OBJECTIVE: Each entry must be given again exactly; images do not belong in the copy.

LISTING:
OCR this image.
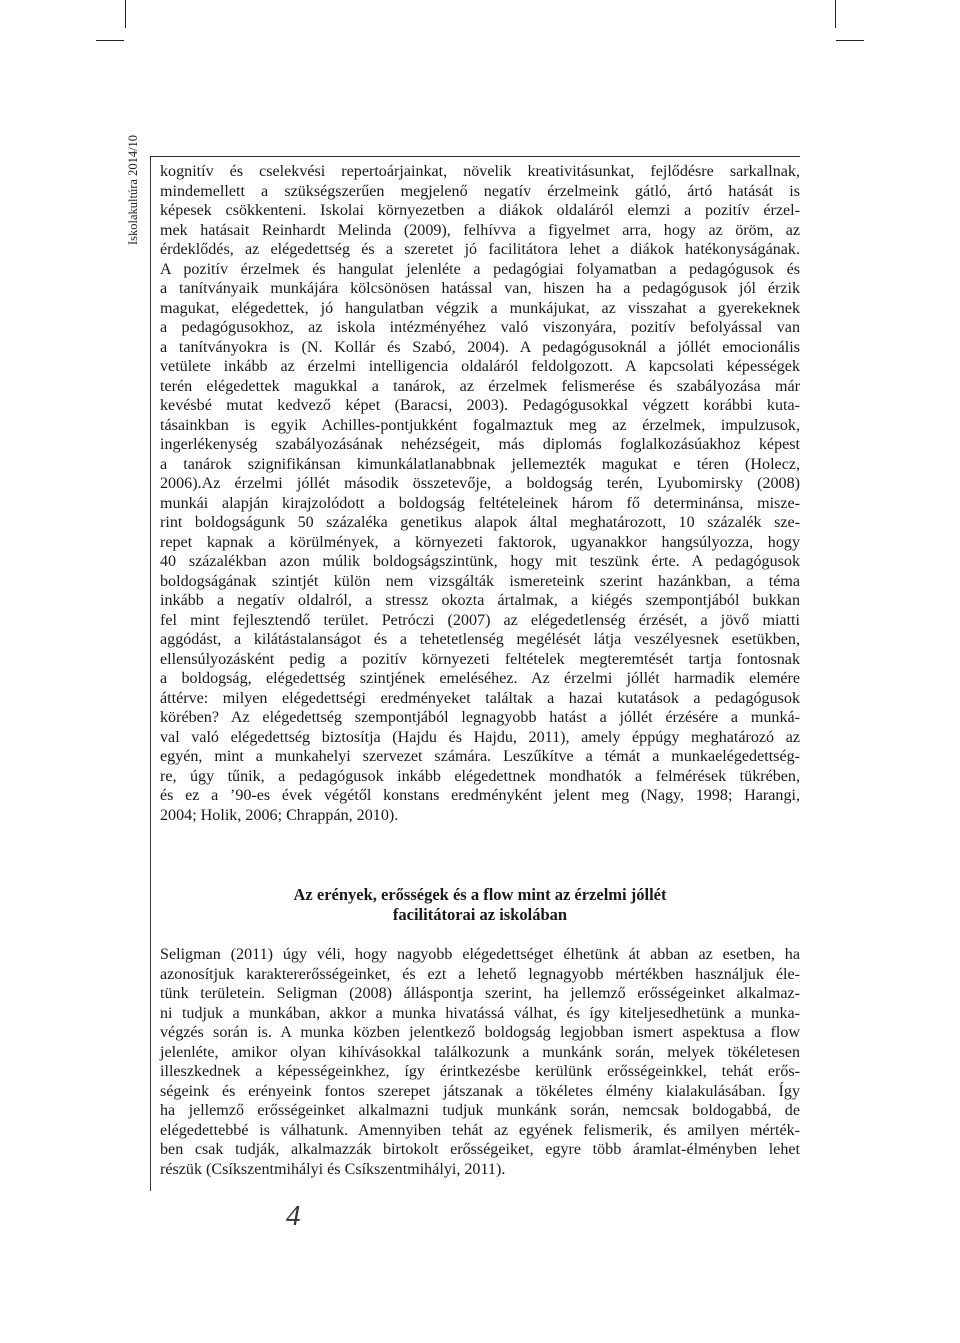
Iskolakultúra 2014/10 kognitív és cselekvési repertoárjainkat, növelik kreativitásunkat, fejlődésre sarkallnak,
mindemellett a szükségszerűen megjelenő negatív érzelmeink gátló, ártó hatását is
képesek csökkenteni. Iskolai környezetben a diákok oldaláról elemzi a pozitív érzel-
mek hatásait Reinhardt Melinda (2009), felhívva a figyelmet arra, hogy az öröm, az
érdeklődés, az elégedettség és a szeretet jó facilitátora lehet a diákok hatékonyságának.
A pozitív érzelmek és hangulat jelenléte a pedagógiai folyamatban a pedagógusok és
a tanítványaik munkájára kölcsönösen hatással van, hiszen ha a pedagógusok jól érzik
magukat, elégedettek, jó hangulatban végzik a munkájukat, az visszahat a gyerekeknek
a pedagógusokhoz, az iskola intézményéhez való viszonyára, pozitív befolyással van
a tanítványokra is (N. Kollár és Szabó, 2004). A pedagógusoknál a jóllét emocionális
vetülete inkább az érzelmi intelligencia oldaláról feldolgozott. A kapcsolati képességek
terén elégedettek magukkal a tanárok, az érzelmek felismerése és szabályozása már
kevésbé mutat kedvező képet (Baracsi, 2003). Pedagógusokkal végzett korábbi kuta-
tásainkban is egyik Achilles-pontjukként fogalmaztuk meg az érzelmek, impulzusok,
ingerlékenység szabályozásának nehézségeit, más diplomás foglalkozásúakhoz képest
a tanárok szignifikánsan kimunkálatlanabbnak jellemezték magukat e téren (Holecz,
2006).Az érzelmi jóllét második összetevője, a boldogság terén, Lyubomirsky (2008)
munkái alapján kirajzolódott a boldogság feltételeinek három fő determinánsa, miszе-
rint boldogságunk 50 százaléka genetikus alapok által meghatározott, 10 százalék sze-
repet kapnak a körülmények, a környezeti faktorok, ugyanakkor hangsúlyozza, hogy
40 százalékban azon múlik boldogságszintünk, hogy mit teszünk érte. A pedagógusok
boldogságának szintjét külön nem vizsgálták ismereteink szerint hazánkban, a téma
inkább a negatív oldalról, a stressz okozta ártalmak, a kiégés szempontjából bukkan
fel mint fejlesztendő terület. Petróczi (2007) az elégedetlenség érzését, a jövő miatti
aggódást, a kilátástalanságot és a tehetetlenség megélését látja veszélyesnek esetükben,
ellensúlyozásként pedig a pozitív környezeti feltételek megteremtését tartja fontosnak
a boldogság, elégedettség szintjének emeléséhez. Az érzelmi jóllét harmadik elemére
áttérve: milyen elégedettségi eredményeket találtak a hazai kutatások a pedagógusok
körében? Az elégedettség szempontjából legnagyobb hatást a jóllét érzésére a munká-
val való elégedettség biztosítja (Hajdu és Hajdu, 2011), amely éppúgy meghatározó az
egyén, mint a munkahelyi szervezet számára. Leszűkítve a témát a munkaelégedettség-
re, úgy tűnik, a pedagógusok inkább elégedettnek mondhatók a felmérések tükrében,
és ez a ’90-es évek végétől konstans eredményként jelent meg (Nagy, 1998; Harangi,
2004; Holik, 2006; Chrappán, 2010).

Az erények, erősségek és a flow mint az érzelmi jóllét
facilitátorai az iskolában

Seligman (2011) úgy véli, hogy nagyobb elégedettséget élhetünk át abban az esetben, ha
azonosítjuk karaktererősségeinket, és ezt a lehető legnagyobb mértékben használjuk éle-
tünk területein. Seligman (2008) álláspontja szerint, ha jellemző erősségeinket alkalmaz-
ni tudjuk a munkában, akkor a munka hivatássá válhat, és így kiteljesedhetünk a munka-
végzés során is. A munka közben jelentkező boldogság legjobban ismert aspektusa a flow
jelenléte, amikor olyan kihívásokkal találkozunk a munkánk során, melyek tökéletesen
illeszkednek a képességeinkhez, így érintkezésbe kerülünk erősségeinkkel, tehát erős-
ségeink és erényeink fontos szerepet játszanak a tökéletes élmény kialakulásában. Így
ha jellemző erősségeinket alkalmazni tudjuk munkánk során, nemcsak boldogabbá, de
elégedettebbé is válhatunk. Amennyiben tehát az egyének felismerik, és amilyen mérték-
ben csak tudják, alkalmazzák birtokolt erősségeiket, egyre több áramlat-élményben lehet
részük (Csíkszentmihályi és Csíkszentmihályi, 2011).

4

SOLUTION FOR THIS TASK:
OCR this image.
Iskolakultúra 2014/10 kognitív és cselekvési repertoárjainkat, növelik kreativitásunkat, fejlődésre sarkallnak,
mindemellett a szükségszerűen megjelenő negatív érzelmeink gátló, ártó hatását is
képesek csökkenteni. Iskolai környezetben a diákok oldaláról elemzi a pozitív érzel-
mek hatásait Reinhardt Melinda (2009), felhívva a figyelmet arra, hogy az öröm, az
érdeklődés, az elégedettség és a szeretet jó facilitátora lehet a diákok hatékonyságának.
A pozitív érzelmek és hangulat jelenléte a pedagógiai folyamatban a pedagógusok és
a tanítványaik munkájára kölcsönösen hatással van, hiszen ha a pedagógusok jól érzik
magukat, elégedettek, jó hangulatban végzik a munkájukat, az visszahat a gyerekeknek
a pedagógusokhoz, az iskola intézményéhez való viszonyára, pozitív befolyással van
a tanítványokra is (N. Kollár és Szabó, 2004). A pedagógusoknál a jóllét emocionális
vetülete inkább az érzelmi intelligencia oldaláról feldolgozott. A kapcsolati képességek
terén elégedettek magukkal a tanárok, az érzelmek felismerése és szabályozása már
kevésbé mutat kedvező képet (Baracsi, 2003). Pedagógusokkal végzett korábbi kuta-
tásainkban is egyik Achilles-pontjukként fogalmaztuk meg az érzelmek, impulzusok,
ingerlékenység szabályozásának nehézségeit, más diplomás foglalkozásúakhoz képest
a tanárok szignifikánsan kimunkálatlanabbnak jellemezték magukat e téren (Holecz,
2006).Az érzelmi jóllét második összetevője, a boldogság terén, Lyubomirsky (2008)
munkái alapján kirajzolódott a boldogság feltételeinek három fő determinánsa, miszе-
rint boldogságunk 50 százaléka genetikus alapok által meghatározott, 10 százalék sze-
repet kapnak a körülmények, a környezeti faktorok, ugyanakkor hangsúlyozza, hogy
40 százalékban azon múlik boldogságszintünk, hogy mit teszünk érte. A pedagógusok
boldogságának szintjét külön nem vizsgálták ismereteink szerint hazánkban, a téma
inkább a negatív oldalról, a stressz okozta ártalmak, a kiégés szempontjából bukkan
fel mint fejlesztendő terület. Petróczi (2007) az elégedetlenség érzését, a jövő miatti
aggódást, a kilátástalanságot és a tehetetlenség megélését látja veszélyesnek esetükben,
ellensúlyozásként pedig a pozitív környezeti feltételek megteremtését tartja fontosnak
a boldogság, elégedettség szintjének emeléséhez. Az érzelmi jóllét harmadik elemére
áttérve: milyen elégedettségi eredményeket találtak a hazai kutatások a pedagógusok
körében? Az elégedettség szempontjából legnagyobb hatást a jóllét érzésére a munká-
val való elégedettség biztosítja (Hajdu és Hajdu, 2011), amely éppúgy meghatározó az
egyén, mint a munkahelyi szervezet számára. Leszűkítve a témát a munkaelégedettség-
re, úgy tűnik, a pedagógusok inkább elégedettnek mondhatók a felmérések tükrében,
és ez a ’90-es évek végétől konstans eredményként jelent meg (Nagy, 1998; Harangi,
2004; Holik, 2006; Chrappán, 2010).

Az erények, erősségek és a flow mint az érzelmi jóllét
facilitátorai az iskolában

Seligman (2011) úgy véli, hogy nagyobb elégedettséget élhetünk át abban az esetben, ha
azonosítjuk karaktererősségeinket, és ezt a lehető legnagyobb mértékben használjuk éle-
tünk területein. Seligman (2008) álláspontja szerint, ha jellemző erősségeinket alkalmaz-
ni tudjuk a munkában, akkor a munka hivatássá válhat, és így kiteljesedhetünk a munka-
végzés során is. A munka közben jelentkező boldogság legjobban ismert aspektusa a flow
jelenléte, amikor olyan kihívásokkal találkozunk a munkánk során, melyek tökéletesen
illeszkednek a képességeinkhez, így érintkezésbe kerülünk erősségeinkkel, tehát erős-
ségeink és erényeink fontos szerepet játszanak a tökéletes élmény kialakulásában. Így
ha jellemző erősségeinket alkalmazni tudjuk munkánk során, nemcsak boldogabbá, de
elégedettebbé is válhatunk. Amennyiben tehát az egyének felismerik, és amilyen mérték-
ben csak tudják, alkalmazzák birtokolt erősségeiket, egyre több áramlat-élményben lehet
részük (Csíkszentmihályi és Csíkszentmihályi, 2011).

4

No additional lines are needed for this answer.